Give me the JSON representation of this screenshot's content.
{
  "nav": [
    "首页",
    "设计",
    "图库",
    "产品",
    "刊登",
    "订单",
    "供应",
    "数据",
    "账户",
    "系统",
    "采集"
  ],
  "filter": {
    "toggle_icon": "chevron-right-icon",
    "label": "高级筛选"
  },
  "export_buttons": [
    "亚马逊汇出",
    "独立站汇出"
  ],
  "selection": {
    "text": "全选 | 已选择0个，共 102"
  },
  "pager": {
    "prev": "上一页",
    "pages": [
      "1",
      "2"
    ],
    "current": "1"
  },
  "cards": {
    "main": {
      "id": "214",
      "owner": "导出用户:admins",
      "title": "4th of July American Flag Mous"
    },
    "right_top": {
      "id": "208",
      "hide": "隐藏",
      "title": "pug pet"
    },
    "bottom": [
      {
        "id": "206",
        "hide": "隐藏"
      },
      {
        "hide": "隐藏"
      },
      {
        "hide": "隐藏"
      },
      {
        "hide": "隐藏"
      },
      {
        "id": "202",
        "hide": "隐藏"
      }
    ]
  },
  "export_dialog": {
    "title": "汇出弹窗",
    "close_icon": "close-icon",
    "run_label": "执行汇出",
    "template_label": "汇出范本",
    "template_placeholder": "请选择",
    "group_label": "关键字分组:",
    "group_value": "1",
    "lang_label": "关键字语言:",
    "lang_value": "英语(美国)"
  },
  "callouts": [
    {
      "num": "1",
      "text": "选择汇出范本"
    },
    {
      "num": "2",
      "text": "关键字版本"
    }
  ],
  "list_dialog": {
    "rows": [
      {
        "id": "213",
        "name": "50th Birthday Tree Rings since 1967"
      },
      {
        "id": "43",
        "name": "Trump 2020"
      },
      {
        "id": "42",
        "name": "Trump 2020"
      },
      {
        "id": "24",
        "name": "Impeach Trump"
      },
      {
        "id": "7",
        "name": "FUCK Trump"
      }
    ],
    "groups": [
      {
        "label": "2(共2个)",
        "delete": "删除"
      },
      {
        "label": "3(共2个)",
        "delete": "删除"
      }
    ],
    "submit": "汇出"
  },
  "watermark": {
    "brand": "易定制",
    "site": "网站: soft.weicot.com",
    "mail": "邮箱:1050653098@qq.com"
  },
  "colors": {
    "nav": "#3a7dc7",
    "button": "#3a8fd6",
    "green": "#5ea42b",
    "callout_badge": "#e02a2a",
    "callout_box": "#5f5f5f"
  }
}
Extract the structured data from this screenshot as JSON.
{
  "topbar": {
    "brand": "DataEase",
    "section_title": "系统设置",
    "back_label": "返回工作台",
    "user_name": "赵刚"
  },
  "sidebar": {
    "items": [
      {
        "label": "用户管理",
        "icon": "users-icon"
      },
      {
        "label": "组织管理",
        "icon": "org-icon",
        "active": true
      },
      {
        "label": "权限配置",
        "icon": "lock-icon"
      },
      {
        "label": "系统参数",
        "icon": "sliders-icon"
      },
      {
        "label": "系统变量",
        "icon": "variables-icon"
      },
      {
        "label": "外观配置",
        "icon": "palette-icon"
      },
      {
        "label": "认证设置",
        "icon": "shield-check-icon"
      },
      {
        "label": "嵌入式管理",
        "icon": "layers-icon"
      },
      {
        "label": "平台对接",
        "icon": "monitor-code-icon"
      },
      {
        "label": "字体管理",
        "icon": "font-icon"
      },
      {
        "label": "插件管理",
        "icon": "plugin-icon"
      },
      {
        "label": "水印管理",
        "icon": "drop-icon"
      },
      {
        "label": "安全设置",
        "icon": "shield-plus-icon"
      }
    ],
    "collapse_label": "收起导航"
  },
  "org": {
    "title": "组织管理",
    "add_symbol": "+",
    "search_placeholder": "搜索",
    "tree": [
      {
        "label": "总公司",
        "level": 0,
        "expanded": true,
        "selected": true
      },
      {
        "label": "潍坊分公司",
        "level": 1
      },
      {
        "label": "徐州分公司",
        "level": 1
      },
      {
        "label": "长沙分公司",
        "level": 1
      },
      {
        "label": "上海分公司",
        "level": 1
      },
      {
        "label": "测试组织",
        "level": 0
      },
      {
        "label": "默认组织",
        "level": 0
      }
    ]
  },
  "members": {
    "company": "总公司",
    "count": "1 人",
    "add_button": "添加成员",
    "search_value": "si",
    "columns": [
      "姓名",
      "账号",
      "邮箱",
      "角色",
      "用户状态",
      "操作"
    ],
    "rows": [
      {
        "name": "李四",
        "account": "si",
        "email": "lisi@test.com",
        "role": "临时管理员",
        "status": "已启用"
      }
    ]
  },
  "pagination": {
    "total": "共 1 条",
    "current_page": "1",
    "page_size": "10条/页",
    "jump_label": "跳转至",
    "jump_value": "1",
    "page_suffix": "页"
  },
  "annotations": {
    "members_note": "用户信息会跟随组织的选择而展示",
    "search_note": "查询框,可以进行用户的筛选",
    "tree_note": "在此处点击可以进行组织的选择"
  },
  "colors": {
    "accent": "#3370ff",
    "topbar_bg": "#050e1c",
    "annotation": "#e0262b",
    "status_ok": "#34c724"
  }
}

**GIVEN PROBLEM**: Select every line of the records holding the string "JSON".

**ANSWER**:
Give me the JSON representation of this screenshot's content.
Extract the structured data from this screenshot as JSON.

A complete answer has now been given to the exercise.